Extracted records
━━━━━━━━━━

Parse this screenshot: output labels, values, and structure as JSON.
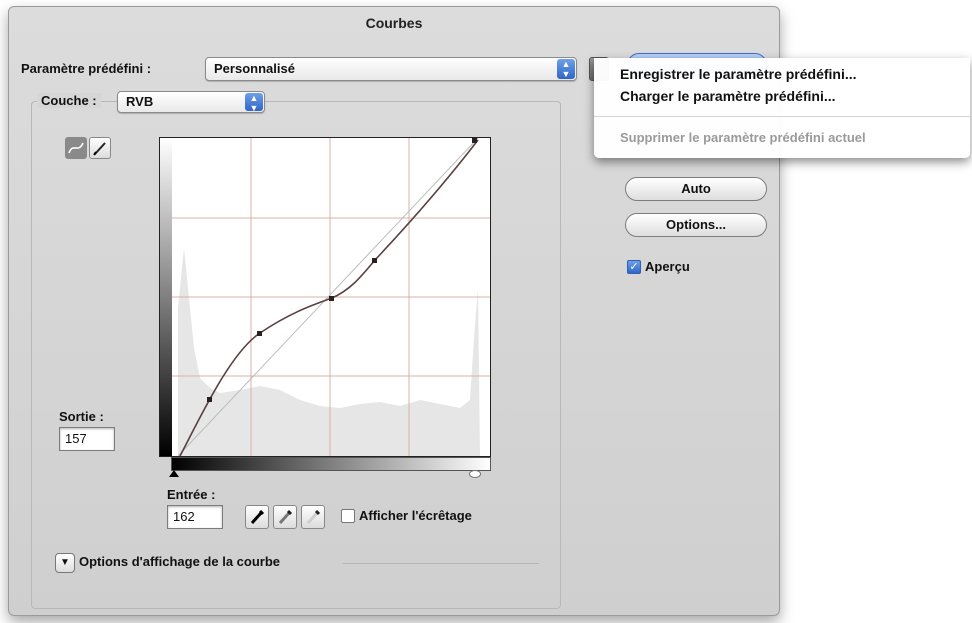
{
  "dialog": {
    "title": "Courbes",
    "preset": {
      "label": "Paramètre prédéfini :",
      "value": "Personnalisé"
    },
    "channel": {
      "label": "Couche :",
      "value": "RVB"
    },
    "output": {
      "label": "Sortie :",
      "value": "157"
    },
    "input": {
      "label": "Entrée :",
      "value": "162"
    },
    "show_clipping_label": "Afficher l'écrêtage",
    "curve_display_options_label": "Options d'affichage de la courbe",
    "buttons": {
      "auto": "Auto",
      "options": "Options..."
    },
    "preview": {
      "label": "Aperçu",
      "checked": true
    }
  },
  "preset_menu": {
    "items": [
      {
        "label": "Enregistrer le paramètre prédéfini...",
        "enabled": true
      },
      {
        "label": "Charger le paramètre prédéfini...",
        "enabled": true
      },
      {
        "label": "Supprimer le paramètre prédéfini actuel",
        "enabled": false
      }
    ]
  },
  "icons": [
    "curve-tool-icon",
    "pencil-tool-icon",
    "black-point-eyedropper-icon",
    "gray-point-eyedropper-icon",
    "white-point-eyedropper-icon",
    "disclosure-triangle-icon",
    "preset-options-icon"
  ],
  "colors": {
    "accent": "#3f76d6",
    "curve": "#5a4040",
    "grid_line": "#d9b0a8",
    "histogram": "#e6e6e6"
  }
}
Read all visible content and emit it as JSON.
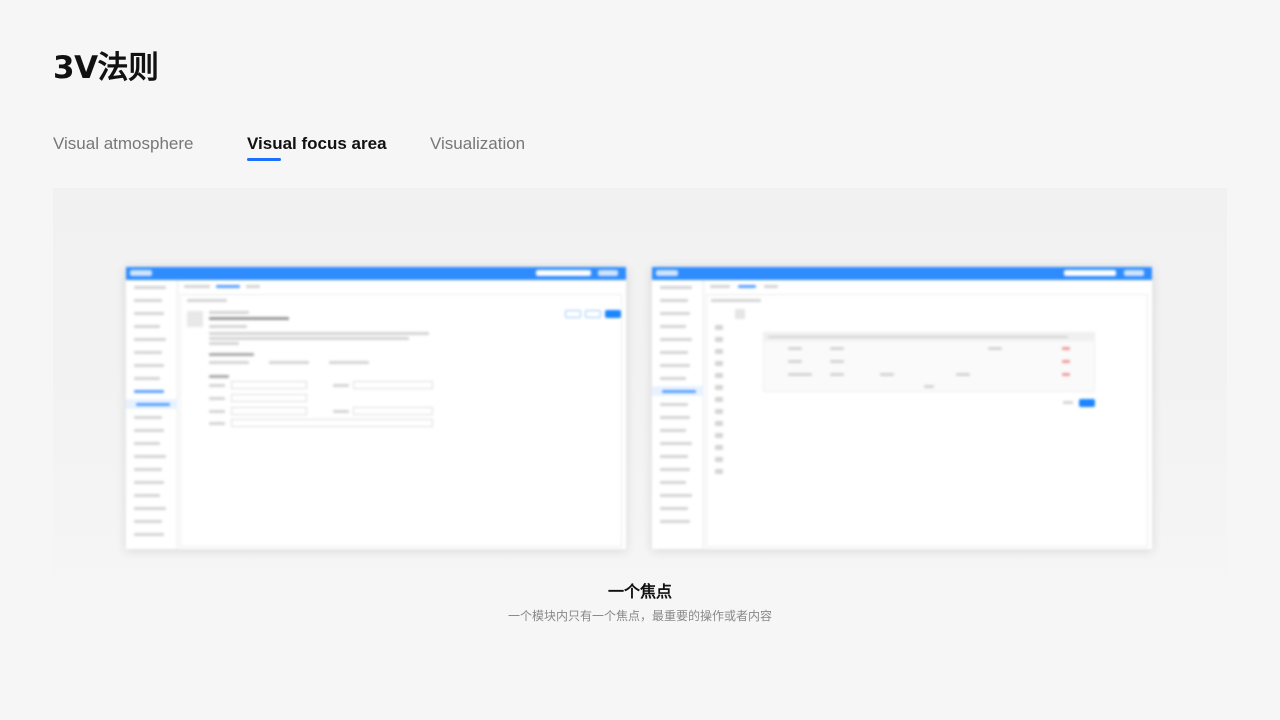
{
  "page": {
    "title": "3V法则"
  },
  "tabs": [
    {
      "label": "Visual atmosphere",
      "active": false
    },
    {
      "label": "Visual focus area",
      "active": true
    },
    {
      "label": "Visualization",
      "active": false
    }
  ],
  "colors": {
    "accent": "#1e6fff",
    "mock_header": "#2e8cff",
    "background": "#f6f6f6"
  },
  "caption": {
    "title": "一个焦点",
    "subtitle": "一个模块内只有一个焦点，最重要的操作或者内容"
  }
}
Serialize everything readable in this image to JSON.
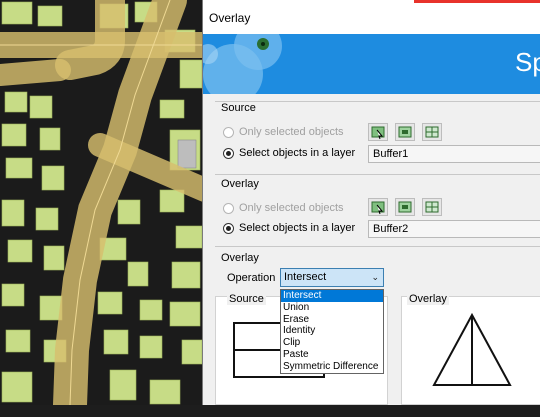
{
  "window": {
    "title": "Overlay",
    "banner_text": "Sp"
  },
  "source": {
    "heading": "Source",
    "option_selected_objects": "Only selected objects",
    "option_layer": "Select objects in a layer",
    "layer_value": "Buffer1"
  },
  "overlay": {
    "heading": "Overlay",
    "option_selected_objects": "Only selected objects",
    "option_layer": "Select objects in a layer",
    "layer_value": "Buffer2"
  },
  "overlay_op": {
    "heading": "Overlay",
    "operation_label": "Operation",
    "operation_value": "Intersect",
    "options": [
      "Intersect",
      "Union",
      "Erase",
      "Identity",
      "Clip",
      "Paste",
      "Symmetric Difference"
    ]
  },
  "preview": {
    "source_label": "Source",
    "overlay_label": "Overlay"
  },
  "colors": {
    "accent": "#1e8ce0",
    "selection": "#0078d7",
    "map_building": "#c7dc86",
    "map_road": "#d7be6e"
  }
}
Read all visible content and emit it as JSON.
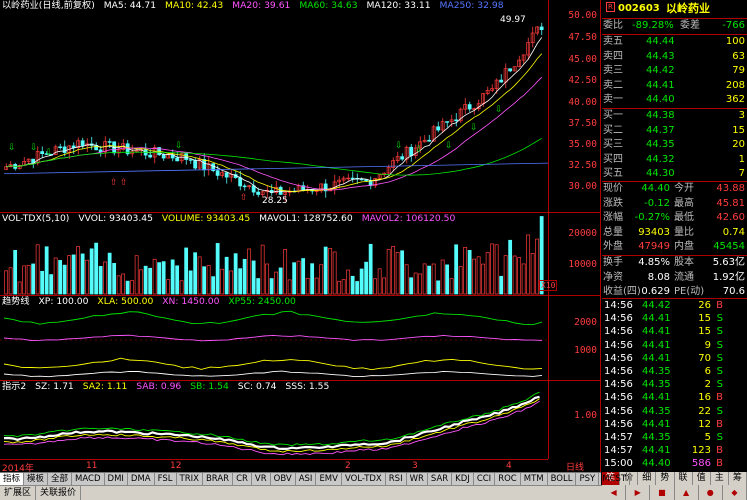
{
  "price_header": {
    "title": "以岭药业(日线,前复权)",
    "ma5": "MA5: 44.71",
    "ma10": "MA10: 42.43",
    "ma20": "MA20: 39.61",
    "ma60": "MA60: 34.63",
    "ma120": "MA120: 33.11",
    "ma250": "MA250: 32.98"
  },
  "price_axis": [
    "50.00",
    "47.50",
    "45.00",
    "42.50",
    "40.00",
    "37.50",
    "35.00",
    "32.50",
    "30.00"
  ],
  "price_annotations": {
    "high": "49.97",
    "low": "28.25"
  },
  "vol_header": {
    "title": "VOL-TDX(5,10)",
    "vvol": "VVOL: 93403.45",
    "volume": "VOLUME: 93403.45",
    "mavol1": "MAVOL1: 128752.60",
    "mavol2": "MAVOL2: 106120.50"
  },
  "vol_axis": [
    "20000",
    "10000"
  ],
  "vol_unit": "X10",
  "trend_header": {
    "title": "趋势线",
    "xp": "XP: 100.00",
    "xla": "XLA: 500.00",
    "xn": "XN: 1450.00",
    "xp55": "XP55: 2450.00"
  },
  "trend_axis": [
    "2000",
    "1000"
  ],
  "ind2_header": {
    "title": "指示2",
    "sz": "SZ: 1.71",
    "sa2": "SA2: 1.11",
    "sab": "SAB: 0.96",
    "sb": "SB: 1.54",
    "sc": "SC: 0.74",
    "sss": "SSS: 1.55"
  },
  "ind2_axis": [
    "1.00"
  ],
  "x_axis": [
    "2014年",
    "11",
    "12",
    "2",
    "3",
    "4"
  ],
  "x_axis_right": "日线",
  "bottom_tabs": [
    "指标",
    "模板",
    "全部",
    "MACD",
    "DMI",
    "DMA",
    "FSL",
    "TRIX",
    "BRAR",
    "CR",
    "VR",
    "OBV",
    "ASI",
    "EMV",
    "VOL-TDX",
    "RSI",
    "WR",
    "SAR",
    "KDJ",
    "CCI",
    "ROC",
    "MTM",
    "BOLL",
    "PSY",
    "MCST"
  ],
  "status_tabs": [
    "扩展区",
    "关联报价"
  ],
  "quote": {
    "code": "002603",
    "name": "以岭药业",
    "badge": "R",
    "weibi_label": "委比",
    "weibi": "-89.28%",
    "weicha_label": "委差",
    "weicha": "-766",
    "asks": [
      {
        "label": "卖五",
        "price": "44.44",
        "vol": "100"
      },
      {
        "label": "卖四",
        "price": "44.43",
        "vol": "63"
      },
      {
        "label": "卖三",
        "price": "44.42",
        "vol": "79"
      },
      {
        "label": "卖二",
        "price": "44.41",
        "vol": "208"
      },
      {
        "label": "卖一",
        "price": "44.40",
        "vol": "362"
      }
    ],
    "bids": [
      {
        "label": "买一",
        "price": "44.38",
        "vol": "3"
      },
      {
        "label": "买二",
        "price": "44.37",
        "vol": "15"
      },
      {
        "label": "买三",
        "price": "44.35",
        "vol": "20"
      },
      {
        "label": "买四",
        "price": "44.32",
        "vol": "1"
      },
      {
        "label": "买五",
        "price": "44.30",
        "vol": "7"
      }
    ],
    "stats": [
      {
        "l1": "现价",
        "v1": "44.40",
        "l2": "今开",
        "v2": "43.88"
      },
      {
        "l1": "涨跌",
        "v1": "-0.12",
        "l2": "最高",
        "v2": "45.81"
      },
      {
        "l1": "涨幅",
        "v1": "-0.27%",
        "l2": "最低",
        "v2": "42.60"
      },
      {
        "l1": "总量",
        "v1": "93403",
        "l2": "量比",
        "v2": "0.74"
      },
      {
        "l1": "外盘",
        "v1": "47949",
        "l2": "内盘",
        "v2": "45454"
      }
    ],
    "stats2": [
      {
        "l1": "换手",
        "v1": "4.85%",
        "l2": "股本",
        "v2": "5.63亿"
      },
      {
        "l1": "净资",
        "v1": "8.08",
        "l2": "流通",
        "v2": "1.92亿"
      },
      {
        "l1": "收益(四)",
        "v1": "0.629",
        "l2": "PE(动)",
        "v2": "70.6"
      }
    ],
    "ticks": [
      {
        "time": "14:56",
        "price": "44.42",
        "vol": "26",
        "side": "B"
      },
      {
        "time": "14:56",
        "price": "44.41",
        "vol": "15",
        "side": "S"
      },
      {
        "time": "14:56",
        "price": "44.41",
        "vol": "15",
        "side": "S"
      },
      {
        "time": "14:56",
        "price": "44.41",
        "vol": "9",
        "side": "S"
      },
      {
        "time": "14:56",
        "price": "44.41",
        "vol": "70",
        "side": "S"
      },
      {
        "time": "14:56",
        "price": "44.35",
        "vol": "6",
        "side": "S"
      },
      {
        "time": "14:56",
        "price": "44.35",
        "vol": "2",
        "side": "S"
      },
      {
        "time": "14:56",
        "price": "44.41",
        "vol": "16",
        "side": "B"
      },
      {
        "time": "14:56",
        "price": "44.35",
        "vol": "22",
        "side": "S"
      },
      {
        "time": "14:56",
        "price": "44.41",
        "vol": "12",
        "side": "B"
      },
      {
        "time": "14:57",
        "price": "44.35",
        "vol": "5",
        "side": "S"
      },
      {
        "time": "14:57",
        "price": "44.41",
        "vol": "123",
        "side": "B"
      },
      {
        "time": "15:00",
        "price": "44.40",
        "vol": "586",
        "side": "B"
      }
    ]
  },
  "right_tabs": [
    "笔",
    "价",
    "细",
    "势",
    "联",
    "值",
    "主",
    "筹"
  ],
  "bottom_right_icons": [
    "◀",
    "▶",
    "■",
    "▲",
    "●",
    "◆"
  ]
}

━━━━━━━━━━

• REQUIREMENTS:
Look for the word "prédéfini" and return every line where it occurs.

• EXPECTED OUTPUT:
      "label": "Paramètre prédéfini :",
        "label": "Enregistrer le paramètre prédéfini...",
        "label": "Charger le paramètre prédéfini...",
        "label": "Supprimer le paramètre prédéfini actuel",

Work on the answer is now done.